Listing ▸
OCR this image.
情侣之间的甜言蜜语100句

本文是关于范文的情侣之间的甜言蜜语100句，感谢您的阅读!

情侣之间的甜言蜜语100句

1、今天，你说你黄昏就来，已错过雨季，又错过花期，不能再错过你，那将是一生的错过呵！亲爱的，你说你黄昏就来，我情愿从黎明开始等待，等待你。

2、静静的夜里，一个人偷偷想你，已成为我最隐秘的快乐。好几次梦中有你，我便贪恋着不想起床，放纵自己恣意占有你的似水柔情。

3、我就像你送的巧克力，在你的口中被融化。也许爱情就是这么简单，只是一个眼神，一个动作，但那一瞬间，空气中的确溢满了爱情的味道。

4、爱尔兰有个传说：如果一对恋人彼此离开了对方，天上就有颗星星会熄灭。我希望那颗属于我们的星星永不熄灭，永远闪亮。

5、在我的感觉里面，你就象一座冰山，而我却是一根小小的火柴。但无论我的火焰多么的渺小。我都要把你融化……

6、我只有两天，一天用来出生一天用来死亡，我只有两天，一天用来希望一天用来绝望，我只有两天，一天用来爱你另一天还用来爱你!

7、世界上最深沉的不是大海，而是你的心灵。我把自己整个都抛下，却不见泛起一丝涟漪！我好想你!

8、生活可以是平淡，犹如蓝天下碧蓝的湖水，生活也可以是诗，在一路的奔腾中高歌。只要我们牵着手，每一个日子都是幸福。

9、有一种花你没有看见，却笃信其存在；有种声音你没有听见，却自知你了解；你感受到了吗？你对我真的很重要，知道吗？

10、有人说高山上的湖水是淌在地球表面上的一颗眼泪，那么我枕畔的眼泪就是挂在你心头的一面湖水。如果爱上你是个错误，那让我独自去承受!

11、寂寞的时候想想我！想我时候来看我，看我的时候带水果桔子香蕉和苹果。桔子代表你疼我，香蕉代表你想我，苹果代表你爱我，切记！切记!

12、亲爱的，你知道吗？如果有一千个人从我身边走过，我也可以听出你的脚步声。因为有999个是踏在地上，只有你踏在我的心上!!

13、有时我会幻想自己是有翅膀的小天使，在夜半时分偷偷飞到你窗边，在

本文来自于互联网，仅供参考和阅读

--

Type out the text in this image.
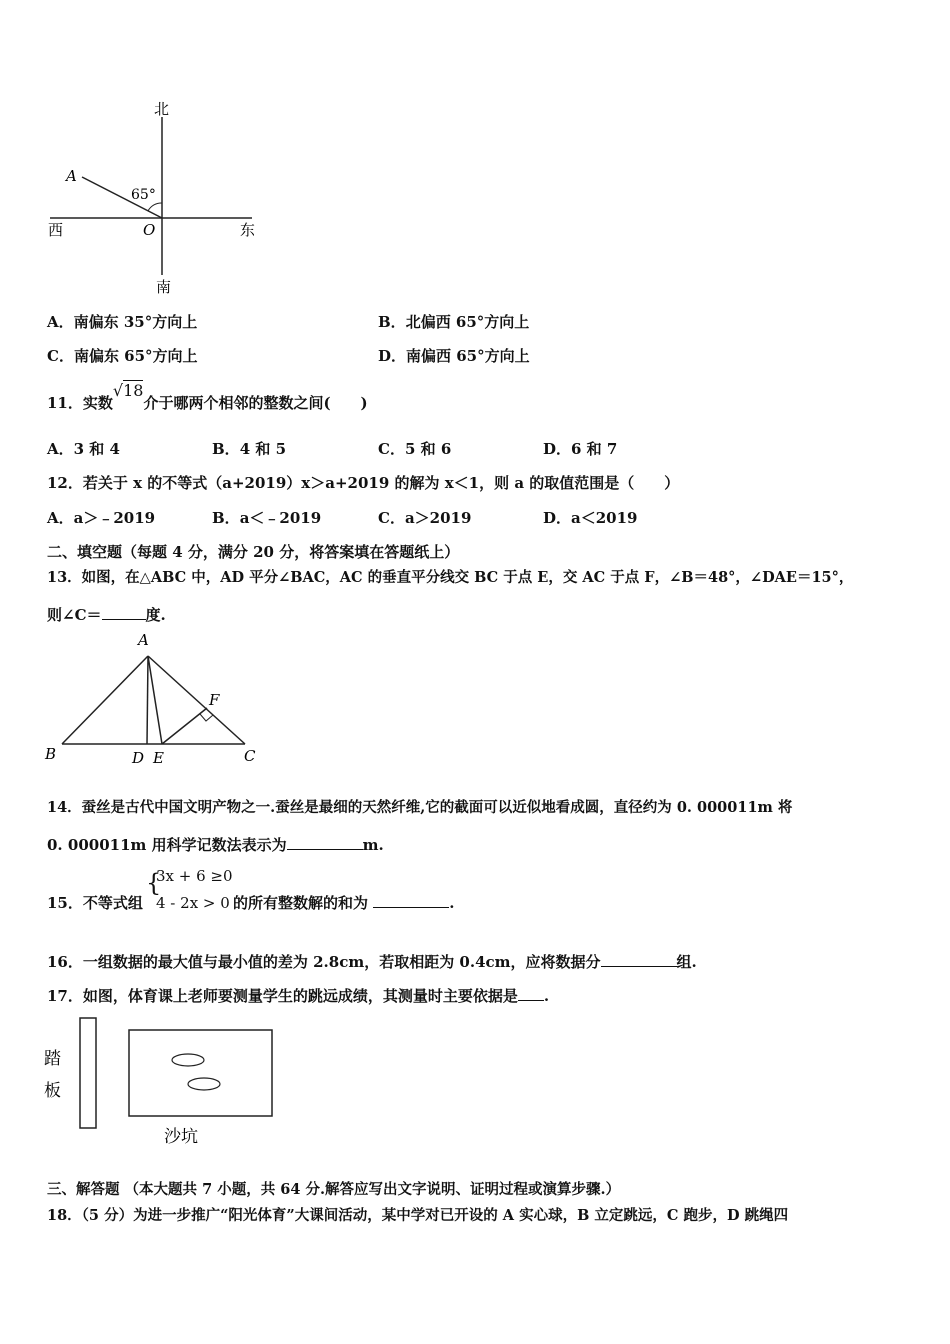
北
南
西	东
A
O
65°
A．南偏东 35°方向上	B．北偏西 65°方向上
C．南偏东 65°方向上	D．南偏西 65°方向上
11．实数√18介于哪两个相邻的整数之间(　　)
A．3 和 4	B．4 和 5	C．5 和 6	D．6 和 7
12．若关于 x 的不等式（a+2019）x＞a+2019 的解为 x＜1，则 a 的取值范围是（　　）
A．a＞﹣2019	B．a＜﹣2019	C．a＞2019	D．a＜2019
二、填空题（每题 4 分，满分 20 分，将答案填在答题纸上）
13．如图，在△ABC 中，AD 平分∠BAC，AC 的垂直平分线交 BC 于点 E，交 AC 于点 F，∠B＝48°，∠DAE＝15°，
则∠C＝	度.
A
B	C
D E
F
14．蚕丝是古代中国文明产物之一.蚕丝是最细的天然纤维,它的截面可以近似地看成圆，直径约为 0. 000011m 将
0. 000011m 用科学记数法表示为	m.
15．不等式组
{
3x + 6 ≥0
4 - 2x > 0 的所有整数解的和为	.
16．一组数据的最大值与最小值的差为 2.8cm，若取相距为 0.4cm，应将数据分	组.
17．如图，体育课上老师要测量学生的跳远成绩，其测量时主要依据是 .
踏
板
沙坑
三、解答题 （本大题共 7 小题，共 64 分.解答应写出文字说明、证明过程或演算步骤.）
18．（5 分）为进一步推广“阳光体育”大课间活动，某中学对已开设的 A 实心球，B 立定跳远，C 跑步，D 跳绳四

---

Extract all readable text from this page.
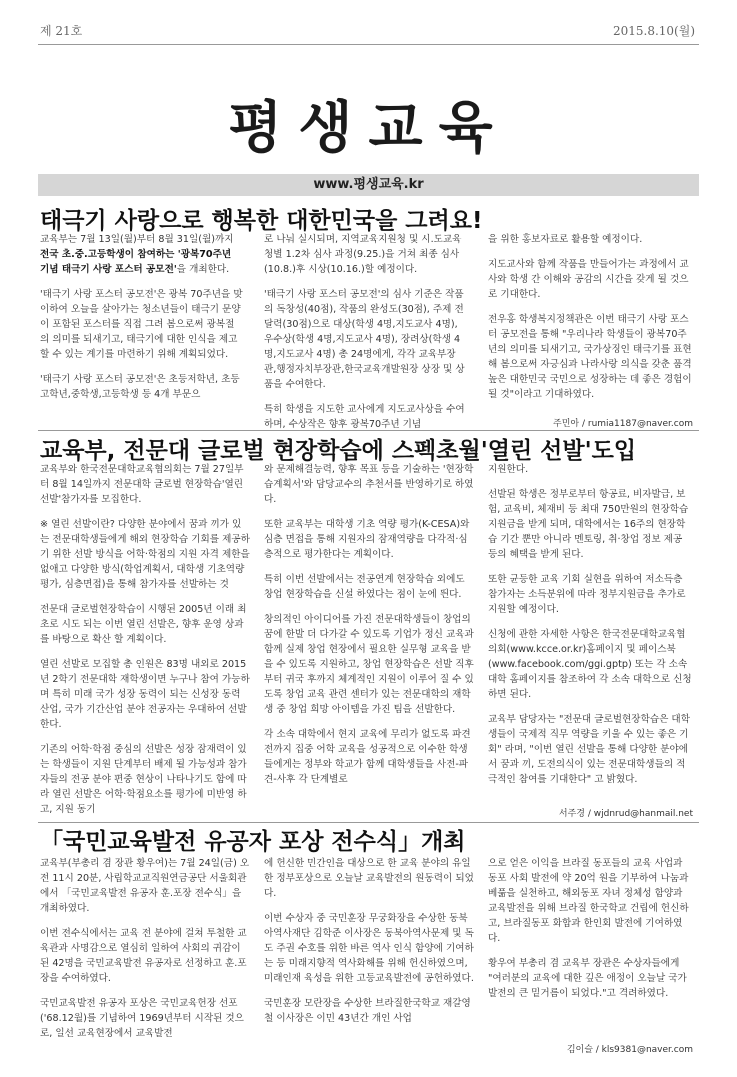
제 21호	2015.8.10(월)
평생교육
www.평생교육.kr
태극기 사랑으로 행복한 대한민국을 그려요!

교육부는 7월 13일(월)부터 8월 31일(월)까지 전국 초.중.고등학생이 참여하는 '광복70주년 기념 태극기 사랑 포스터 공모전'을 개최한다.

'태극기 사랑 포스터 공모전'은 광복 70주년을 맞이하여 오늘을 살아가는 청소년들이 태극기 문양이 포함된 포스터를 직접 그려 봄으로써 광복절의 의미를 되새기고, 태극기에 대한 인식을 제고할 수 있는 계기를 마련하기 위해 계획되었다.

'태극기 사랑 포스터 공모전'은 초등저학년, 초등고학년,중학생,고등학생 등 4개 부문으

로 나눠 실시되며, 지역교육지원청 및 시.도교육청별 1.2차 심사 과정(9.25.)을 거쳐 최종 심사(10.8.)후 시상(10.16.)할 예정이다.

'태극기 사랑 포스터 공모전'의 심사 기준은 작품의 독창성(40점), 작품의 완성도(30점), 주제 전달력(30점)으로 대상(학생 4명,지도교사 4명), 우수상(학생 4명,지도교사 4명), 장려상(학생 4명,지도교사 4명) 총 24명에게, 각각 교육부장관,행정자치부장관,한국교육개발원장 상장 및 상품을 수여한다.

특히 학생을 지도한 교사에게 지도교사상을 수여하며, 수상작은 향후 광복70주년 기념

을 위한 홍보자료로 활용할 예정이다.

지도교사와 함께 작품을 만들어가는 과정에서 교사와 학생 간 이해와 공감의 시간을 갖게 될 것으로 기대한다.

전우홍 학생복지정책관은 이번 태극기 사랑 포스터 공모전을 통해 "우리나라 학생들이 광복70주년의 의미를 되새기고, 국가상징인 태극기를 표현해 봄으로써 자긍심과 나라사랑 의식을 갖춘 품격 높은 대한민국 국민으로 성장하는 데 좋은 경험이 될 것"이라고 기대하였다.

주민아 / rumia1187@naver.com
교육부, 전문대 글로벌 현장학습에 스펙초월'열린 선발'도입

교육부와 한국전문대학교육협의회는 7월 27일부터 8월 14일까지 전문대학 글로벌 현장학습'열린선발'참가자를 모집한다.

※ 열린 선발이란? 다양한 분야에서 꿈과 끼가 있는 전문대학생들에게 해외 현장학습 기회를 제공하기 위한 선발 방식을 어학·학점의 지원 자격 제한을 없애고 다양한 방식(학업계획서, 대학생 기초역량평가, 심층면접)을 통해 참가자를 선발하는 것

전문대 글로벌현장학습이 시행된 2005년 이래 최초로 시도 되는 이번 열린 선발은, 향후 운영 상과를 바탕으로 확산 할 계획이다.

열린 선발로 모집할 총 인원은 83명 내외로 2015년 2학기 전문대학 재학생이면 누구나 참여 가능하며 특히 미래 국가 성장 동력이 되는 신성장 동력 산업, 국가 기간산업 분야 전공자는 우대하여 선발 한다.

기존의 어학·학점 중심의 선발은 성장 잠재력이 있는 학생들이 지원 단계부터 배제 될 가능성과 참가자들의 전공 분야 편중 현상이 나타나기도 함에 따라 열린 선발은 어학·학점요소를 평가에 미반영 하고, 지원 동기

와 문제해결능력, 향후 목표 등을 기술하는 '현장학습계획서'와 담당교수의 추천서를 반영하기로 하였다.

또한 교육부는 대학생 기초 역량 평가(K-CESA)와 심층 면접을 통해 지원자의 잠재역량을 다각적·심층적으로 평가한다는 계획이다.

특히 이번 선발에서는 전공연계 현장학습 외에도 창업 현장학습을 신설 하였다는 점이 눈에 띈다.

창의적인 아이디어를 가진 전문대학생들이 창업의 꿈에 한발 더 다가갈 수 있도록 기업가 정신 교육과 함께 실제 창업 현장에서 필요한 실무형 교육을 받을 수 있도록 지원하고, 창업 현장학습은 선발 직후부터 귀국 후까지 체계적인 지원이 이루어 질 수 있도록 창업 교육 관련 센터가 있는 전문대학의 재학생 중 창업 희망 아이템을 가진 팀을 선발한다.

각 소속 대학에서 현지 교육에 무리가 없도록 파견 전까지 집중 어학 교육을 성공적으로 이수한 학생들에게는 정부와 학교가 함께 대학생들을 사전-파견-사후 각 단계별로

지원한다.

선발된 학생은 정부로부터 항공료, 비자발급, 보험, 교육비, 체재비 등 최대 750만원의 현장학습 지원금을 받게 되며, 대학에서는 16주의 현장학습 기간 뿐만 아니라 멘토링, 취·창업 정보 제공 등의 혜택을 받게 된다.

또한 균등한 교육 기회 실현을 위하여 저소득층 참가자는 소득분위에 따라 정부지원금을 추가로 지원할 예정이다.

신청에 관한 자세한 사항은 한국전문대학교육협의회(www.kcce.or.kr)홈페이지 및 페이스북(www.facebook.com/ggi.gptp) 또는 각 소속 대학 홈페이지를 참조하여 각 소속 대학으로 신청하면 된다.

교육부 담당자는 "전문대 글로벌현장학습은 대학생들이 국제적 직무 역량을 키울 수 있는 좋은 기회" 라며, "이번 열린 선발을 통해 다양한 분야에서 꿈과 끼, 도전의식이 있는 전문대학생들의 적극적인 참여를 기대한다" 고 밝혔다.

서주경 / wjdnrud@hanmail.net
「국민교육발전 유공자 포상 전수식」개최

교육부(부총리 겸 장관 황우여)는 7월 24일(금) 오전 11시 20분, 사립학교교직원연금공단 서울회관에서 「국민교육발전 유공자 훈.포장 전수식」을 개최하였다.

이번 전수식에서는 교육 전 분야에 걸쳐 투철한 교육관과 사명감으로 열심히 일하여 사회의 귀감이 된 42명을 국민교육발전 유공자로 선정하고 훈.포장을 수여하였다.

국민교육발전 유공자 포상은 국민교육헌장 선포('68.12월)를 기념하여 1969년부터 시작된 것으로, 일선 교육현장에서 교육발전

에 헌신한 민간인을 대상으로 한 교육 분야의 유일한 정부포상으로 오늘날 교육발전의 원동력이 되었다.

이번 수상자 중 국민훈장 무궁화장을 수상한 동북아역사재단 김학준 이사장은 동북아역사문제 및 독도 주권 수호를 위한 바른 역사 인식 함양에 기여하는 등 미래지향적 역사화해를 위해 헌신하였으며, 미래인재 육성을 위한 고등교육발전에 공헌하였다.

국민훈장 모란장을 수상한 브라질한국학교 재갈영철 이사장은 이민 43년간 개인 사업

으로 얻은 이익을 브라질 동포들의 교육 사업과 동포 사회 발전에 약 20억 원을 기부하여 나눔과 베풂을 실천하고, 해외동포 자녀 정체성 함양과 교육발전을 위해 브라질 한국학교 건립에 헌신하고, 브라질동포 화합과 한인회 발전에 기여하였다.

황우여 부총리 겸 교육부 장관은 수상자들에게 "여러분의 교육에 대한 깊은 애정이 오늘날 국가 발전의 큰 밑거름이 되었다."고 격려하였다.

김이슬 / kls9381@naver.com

Aim of the task ▸ Find the lines above that include the string "image" and copy them.

Complete response ▸
OCR this image.
Type out the text in this image.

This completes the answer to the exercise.